Predictions for the Chinese Navy’s (People’s Liberation Army Navy, or PLAN) growth have often focused on the quantitative number of ships or submarines. Even recent commentary surrounding the PLAN describes it as the “world’s largest navy” in terms of the number of ships fielded, rather than using more sensible metrics such as tonnage. A 22 class fast missile boat and an 052D class destroyer are both counted as “one” ship, but the difference between a 220 ton craft and a 7,000 ton surface combatant is significant.
Some future predictions for the PLAN have been more acknowledging of the qualitative advancements in addition to quantity. However, only a few commentaries have considered the number of each warship type which may be produced. This piece will seek to paint a picture of what the PLAN may look like in 2030 among major warship categories.

→ Data in this exercise
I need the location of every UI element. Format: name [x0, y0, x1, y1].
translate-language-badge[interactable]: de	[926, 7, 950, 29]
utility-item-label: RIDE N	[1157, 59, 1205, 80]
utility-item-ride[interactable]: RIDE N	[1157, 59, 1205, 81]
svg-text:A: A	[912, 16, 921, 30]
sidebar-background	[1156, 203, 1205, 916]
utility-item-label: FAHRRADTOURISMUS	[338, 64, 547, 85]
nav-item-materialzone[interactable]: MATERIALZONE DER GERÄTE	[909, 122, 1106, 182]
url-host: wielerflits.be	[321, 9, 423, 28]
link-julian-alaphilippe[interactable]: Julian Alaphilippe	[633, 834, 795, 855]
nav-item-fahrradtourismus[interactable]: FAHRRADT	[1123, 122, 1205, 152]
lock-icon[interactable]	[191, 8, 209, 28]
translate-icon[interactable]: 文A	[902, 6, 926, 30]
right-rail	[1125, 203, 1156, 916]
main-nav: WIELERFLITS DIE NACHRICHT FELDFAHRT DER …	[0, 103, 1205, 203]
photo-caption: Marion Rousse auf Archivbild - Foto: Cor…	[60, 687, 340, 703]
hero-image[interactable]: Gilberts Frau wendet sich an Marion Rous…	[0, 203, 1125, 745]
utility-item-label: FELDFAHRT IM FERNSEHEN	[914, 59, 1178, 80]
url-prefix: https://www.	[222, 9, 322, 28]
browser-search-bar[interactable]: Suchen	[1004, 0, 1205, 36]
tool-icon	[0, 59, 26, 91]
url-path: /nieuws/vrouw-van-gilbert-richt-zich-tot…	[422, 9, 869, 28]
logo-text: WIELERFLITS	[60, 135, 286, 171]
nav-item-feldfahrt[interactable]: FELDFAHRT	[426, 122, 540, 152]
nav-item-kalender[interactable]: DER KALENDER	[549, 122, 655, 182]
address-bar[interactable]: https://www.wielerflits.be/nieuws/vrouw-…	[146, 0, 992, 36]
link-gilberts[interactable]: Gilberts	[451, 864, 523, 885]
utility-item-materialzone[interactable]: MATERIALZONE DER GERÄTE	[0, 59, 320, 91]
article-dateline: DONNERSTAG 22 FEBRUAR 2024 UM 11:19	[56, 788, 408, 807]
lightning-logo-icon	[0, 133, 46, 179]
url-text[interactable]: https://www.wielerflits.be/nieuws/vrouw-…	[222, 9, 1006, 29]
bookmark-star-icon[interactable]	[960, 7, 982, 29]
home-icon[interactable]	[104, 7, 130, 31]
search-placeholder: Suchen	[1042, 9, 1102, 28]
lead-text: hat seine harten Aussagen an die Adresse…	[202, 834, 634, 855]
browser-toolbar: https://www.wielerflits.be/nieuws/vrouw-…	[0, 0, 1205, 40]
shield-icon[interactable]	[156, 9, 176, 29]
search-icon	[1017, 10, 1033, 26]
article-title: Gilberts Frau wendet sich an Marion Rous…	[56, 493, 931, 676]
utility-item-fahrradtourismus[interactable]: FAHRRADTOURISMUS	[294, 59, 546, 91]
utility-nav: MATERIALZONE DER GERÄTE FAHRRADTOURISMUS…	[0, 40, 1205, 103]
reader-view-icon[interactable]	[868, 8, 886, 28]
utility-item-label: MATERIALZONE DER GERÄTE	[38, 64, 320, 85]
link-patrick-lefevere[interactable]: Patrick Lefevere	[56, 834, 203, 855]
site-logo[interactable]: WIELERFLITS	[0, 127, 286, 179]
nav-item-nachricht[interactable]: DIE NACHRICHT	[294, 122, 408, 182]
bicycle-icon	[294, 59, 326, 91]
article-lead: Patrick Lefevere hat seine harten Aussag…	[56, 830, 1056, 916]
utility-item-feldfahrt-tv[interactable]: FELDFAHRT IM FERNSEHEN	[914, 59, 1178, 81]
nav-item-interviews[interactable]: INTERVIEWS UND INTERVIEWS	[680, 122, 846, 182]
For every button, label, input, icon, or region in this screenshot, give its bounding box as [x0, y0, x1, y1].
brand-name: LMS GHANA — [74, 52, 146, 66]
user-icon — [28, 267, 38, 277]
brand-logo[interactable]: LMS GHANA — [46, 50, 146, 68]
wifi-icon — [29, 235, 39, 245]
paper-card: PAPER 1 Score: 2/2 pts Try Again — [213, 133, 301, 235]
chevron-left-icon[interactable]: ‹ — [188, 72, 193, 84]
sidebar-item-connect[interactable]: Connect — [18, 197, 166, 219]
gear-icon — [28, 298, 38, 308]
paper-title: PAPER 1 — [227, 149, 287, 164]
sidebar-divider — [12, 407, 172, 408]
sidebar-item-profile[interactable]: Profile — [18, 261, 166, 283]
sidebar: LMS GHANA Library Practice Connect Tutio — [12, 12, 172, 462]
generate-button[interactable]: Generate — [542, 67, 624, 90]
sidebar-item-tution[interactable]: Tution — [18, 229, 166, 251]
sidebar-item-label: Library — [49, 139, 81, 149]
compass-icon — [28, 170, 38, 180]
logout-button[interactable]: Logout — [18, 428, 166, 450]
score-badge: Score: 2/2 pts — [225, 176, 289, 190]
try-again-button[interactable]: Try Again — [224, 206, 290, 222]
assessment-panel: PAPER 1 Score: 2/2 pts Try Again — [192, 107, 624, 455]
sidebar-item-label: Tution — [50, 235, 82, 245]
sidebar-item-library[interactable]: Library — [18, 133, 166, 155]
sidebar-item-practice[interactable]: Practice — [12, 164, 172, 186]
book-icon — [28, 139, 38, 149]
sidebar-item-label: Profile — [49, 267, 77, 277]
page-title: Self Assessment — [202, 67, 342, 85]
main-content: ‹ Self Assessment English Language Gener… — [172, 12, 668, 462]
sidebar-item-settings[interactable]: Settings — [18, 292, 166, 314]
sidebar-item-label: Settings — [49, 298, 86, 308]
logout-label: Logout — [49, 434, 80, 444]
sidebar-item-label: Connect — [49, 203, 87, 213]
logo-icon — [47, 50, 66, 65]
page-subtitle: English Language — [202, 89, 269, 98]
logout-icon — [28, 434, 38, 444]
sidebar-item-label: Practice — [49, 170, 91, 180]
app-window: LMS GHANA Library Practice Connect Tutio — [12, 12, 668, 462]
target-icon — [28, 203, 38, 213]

→ To-do list
[A] Reproduce the entries starting at their first line and ending after the line containing "nav-item-materialzone[interactable]: MATERIALZONE DER".
[B] Pick up the passage on the Chinese Navy's future growth right after its final sentence.
The entries are unrelated to the passage on the Chinese Navy.

→ Responses in order
[A]
I need the location of every UI element. Format: name [x0, y0, x1, y1].
translate-language-badge[interactable]: de	[926, 7, 950, 29]
utility-item-label: RIDE N	[1157, 59, 1205, 80]
utility-item-ride[interactable]: RIDE N	[1157, 59, 1205, 81]
svg-text:A: A	[912, 16, 921, 30]
sidebar-background	[1156, 203, 1205, 916]
utility-item-label: FAHRRADTOURISMUS	[338, 64, 547, 85]
nav-item-materialzone[interactable]: MATERIALZONE DER GERÄTE	[909, 122, 1106, 182]

[B]
Destroyers and Frigates
The growth of Chinese surface combatants in recent years has greatly enhanced the PLAN’s overall profile. The emergence of the 055 class destroyer and high production rates of 055 and 052D class destroyers at two major shipyards have greatly changed the projections of future PLAN surface combatant composition from as a recently as a couple of years ago.
To place this growth in perspective, in the eight years between 2010 and 2018, 24 destroyers were launched from Chinese shipyards, consisting of four 052Cs, 16 052Ds (the three most recent being extended length variants), and four 055 large destroyers. By contrast, in the 20 years between 1990 and 2010, only 10 destroyers were launched from Chinese shipyards (not including four Sovremenny-class destroyers purchased from Russia), of which only two were the Aegis-type, competitive 052C class.
Current rumors regarding PLAN destroyer production suggest about 12 baseline 055 class destroyers will be produced before moving onto a more advanced 055A class perhaps sometime in the early 2020s. Production of the 052D will likely continue to over 25 units before an improved 052E variant succeeds it. Both the notional 055A and 052E are thought to incorporate new propulsion technologies in the form of partial or full electric propulsion.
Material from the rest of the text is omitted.